━━━ Text extract ━━━

D&D: Ow

Yeah. This.

So. In case no one knew, and most if not all of you wouldn’t, we’ve started a D&D campaign at my place.

That’s right, I’m that nerdy now. Go us. Guess who’s the DM? BOOYA IT’S ME. IT’S CAUSE I’M SO GOOD AT EVERYTHING GRAAAAAARRRR.

So yeah, I’m DMing a campaign and the first three sessions have cause me to think about the boundaries of what is possible, which don’t exist. Specifically on how to abuse those lack of boundaries, and how it makes the DM a sort of god.

Nothing has made me want to put those powers into effect like a couple of my players.

In my campaign, we have 4 Player Character’s and my GM controlled Cleric for when things get really hairy. The first guy is Drew, who’s playing a Psion. He’s a good PC, and RPs and games well based on what people are doing around him.

Stan is our Dragonborn, and doubles as a Dragonborn Fighter/Warrior hybrid. He’s definitely the most ridiculous of the group, and has already almost derailed the campaign more than once through his crazy antics. Happily, those situations never really go awry, at least not to a point where I couldn’t handle it. At the moment, he’s enchanted with a  chastity belt that, should he attempt to tear off his pants, will send him flying 10 feet in the air; but how that happened is a story for another time.

Alie is our bard, and she’s learning how to play with the rest of us. She’d be an excellent RPer if only everyone else RPed with her, and because I’m still a beginner DM, I’m having a hard time beginning and keeping up RP. Although the kind of RP she’d do is… still unknown.

And then there’s Mack. Ooooooh, then there is Mack. Mack is our Rogue. He rolled a rogue. He rolled an ELF rogue, and we all know what that usually means: arrogant, entitled, and it’s not necessarily restricted to the game.

Suffice to say, Mack has an “I’m the best” mentality, and we all know that when you have that mentality when you’re playing a game that is controlled by the RNG gods, things can only go from bad to worse.

As an example, the very first encounter we had involved 5 wolves, and the encounter nearly tore the group apart because no one read the godamned combat chapter. Either way, he wasn’t happy that the wolves almost tore him apart (Due to a low AC form not reading the %$#^ing BOOK.)

Next time, the encounters were apparently a lot easier. Why? We read the book, and we discovered that sneak attack procs on any combat advantage. Go figure, with his newfound knowledge, Mack trashed all the things. He had a lot of fun, which was good ’cause there’s something else you need to know about Mack.

Mack gets incredibly sour when he loses. Oh yes, he does.

So as a result of “being the hero,” Mack was very happy to be the center of everything for  a bit: he had stabbed more than a few kobolds, killed an Ankheg, and stabbed a big ol’ bitchy kobold crone. Fun was had by all, and the only person who got close to dying was my Cleric.

And then today. Ooooooh, today.

So the characters wake up, and decide to get back to the main quest: a story for another time.

Mack isn’t thinking, and decides not to check for traps when walking through the alleyways (Kobolds are known to set traps up everywhere. Everywhere) so as a result, he gets caught in a net. The group gets ambushed by kobolds who then proceed to almost kill their catch: not surprising. He was caught in their net.

Despite the tough fight they had, they overcome it, but is he happy about it? Let’s answer a question with another question: did he get the killing blow on anything?

━━━ Entries ━━━

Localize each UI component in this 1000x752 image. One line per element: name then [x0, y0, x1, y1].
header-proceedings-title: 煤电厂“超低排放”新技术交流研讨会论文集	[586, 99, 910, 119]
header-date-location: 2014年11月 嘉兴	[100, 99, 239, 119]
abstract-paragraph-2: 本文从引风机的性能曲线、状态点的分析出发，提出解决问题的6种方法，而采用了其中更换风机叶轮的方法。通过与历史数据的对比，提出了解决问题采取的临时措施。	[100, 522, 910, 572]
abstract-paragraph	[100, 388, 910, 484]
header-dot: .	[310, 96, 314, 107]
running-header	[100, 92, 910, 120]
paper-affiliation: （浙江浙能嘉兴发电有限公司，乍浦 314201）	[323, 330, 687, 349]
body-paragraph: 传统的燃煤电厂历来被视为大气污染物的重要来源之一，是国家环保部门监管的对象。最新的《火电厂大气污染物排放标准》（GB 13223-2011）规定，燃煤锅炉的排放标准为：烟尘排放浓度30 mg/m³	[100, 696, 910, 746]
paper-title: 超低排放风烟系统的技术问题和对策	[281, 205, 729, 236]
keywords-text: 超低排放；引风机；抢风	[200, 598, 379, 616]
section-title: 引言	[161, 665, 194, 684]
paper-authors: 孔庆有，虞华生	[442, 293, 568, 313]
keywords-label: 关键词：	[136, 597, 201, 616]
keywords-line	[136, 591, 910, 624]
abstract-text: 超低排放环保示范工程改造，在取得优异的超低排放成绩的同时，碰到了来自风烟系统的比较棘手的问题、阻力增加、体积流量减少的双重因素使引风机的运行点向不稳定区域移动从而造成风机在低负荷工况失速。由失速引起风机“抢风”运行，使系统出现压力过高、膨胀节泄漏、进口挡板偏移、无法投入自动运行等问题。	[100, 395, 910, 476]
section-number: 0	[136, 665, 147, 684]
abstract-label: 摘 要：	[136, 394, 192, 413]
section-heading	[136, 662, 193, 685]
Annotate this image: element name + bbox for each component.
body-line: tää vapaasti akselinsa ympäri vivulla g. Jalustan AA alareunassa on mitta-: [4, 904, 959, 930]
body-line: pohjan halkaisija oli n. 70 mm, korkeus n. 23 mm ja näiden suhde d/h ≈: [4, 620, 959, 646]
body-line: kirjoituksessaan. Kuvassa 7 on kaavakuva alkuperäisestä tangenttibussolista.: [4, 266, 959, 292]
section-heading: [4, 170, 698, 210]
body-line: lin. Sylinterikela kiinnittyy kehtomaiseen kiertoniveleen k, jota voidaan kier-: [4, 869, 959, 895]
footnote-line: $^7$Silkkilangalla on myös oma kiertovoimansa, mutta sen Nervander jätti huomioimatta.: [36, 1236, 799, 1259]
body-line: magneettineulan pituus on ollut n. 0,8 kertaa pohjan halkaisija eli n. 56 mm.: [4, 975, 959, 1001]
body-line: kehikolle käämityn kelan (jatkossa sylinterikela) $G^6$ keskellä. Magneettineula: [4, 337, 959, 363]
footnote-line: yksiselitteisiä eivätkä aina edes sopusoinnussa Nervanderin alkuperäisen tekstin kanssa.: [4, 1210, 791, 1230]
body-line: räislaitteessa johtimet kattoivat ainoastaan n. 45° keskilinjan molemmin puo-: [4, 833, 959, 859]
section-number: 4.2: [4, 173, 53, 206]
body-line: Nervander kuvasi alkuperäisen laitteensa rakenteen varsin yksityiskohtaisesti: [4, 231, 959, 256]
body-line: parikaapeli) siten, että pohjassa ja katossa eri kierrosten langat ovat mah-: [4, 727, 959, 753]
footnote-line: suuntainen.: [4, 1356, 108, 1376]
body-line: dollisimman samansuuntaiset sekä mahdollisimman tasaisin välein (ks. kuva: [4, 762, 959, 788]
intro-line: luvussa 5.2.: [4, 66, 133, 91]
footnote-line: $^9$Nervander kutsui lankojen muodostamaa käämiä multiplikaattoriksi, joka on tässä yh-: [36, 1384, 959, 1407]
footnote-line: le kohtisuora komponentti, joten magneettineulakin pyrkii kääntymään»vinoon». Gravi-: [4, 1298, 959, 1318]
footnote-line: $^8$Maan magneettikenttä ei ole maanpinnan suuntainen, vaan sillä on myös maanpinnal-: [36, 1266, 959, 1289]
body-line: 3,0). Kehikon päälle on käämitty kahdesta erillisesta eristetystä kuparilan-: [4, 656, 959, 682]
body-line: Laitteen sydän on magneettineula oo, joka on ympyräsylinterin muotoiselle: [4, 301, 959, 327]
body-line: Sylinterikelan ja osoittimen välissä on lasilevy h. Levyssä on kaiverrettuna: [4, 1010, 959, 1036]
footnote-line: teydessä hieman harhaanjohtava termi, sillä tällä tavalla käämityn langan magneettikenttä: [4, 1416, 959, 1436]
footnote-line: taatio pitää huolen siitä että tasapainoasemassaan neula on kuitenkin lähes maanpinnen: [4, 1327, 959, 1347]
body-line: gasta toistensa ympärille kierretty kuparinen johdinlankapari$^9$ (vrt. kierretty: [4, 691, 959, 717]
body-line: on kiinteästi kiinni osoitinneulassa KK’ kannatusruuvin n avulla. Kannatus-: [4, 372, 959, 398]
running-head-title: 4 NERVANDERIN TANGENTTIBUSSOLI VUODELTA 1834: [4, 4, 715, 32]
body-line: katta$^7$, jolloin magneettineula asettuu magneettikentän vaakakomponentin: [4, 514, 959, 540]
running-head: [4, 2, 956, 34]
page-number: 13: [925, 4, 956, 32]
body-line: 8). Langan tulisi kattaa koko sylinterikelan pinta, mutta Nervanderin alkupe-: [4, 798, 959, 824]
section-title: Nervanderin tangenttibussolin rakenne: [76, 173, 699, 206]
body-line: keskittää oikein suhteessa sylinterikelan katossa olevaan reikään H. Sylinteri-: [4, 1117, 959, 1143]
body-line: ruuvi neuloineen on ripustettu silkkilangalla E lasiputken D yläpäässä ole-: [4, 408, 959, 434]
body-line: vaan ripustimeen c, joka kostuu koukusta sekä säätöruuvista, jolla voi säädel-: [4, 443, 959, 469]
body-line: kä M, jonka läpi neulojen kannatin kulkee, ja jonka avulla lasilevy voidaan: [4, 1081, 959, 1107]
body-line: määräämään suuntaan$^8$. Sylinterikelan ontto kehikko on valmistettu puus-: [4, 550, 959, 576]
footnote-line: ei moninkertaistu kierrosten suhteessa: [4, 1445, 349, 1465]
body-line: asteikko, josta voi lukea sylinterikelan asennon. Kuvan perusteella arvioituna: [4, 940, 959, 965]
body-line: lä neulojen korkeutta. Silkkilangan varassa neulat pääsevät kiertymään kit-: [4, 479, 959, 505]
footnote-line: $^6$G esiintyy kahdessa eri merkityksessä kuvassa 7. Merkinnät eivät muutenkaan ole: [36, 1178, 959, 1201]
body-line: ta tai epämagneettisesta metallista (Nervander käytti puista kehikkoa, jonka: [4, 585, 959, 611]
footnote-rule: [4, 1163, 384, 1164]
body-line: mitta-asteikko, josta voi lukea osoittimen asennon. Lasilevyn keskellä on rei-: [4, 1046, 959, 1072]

━━━

Directions for this task: Edit the stretch of the D&D campaign post from "Stan is our" through "is a story for another time." so that "10 feet" becomes "20 feet".

Output for this exercise:
Stan is our Dragonborn, and doubles as a Dragonborn Fighter/Warrior hybrid. He’s definitely the most ridiculous of the group, and has already almost derailed the campaign more than once through his crazy antics. Happily, those situations never really go awry, at least not to a point where I couldn’t handle it. At the moment, he’s enchanted with a  chastity belt that, should he attempt to tear off his pants, will send him flying 20 feet in the air; but how that happened is a story for another time.